● **Directions**:
Count the lines in the records below that contain the word "between", and reply with only that number.

══════════════════════════════

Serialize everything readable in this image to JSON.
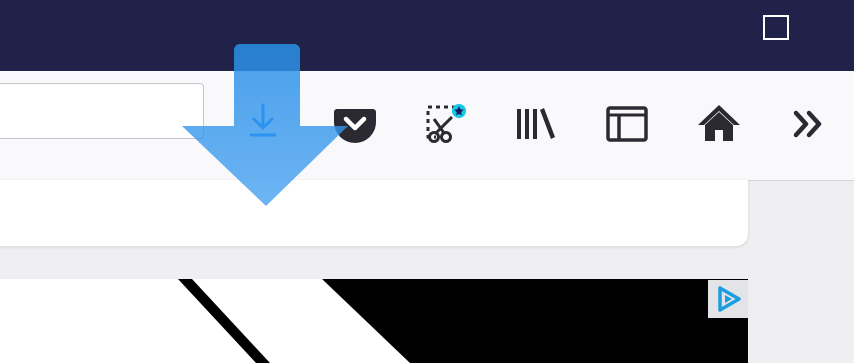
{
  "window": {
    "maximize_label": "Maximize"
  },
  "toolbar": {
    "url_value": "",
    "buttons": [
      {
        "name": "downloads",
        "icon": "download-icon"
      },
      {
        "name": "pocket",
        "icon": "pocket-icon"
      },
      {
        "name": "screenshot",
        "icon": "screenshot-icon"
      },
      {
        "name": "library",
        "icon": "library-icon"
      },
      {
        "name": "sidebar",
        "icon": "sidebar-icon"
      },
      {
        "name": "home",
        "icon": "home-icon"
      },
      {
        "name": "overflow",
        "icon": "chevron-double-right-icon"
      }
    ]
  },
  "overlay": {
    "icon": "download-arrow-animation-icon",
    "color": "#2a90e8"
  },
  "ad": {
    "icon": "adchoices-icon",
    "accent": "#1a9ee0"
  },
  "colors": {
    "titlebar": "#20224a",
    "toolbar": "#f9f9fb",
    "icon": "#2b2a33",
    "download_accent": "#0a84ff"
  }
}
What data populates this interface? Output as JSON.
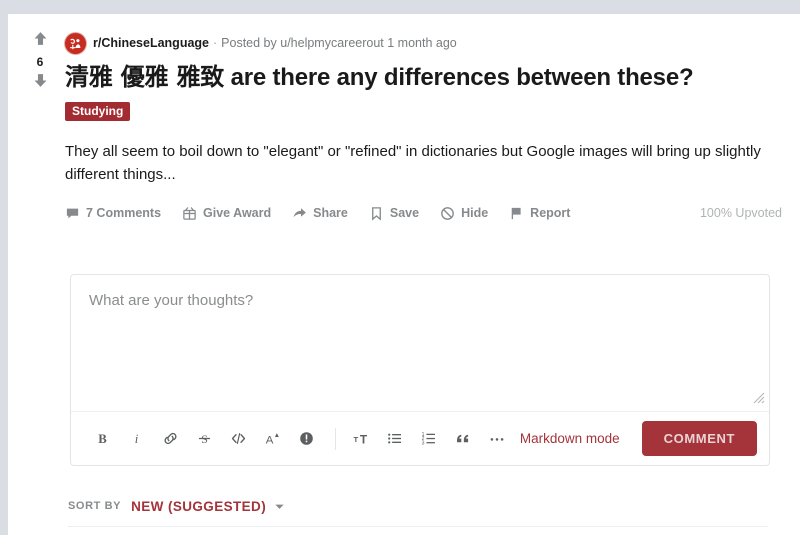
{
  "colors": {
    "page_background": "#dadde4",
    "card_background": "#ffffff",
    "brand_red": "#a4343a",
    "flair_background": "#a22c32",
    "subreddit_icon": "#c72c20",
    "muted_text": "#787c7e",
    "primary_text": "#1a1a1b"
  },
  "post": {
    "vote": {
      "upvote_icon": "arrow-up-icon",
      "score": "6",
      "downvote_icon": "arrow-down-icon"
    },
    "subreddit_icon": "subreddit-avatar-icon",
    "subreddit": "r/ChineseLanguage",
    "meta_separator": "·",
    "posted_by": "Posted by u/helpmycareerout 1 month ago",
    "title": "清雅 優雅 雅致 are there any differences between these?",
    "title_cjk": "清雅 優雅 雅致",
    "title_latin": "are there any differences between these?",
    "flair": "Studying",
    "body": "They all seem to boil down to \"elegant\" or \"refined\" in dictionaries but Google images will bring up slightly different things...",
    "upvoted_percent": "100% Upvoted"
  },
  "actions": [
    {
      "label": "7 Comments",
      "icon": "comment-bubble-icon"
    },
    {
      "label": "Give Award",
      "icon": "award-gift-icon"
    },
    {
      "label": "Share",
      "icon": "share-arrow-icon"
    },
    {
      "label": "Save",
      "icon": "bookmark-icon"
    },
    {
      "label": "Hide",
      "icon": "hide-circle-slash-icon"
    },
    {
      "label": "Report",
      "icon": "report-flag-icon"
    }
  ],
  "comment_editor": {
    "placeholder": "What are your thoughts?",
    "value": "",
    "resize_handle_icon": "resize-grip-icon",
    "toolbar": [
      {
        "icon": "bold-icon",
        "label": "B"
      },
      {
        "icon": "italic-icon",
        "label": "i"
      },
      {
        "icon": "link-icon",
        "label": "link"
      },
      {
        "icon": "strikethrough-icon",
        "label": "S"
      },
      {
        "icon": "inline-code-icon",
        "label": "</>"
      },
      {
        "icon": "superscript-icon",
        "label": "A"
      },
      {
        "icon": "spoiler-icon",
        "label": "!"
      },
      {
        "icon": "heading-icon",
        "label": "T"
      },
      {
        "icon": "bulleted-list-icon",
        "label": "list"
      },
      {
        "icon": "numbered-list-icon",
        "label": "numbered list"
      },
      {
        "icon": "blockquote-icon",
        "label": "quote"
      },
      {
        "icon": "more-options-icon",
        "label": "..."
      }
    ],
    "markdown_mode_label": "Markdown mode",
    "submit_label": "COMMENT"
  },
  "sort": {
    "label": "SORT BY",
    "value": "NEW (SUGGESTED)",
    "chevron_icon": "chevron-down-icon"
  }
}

══════════════════════════════

● **Task result**:
2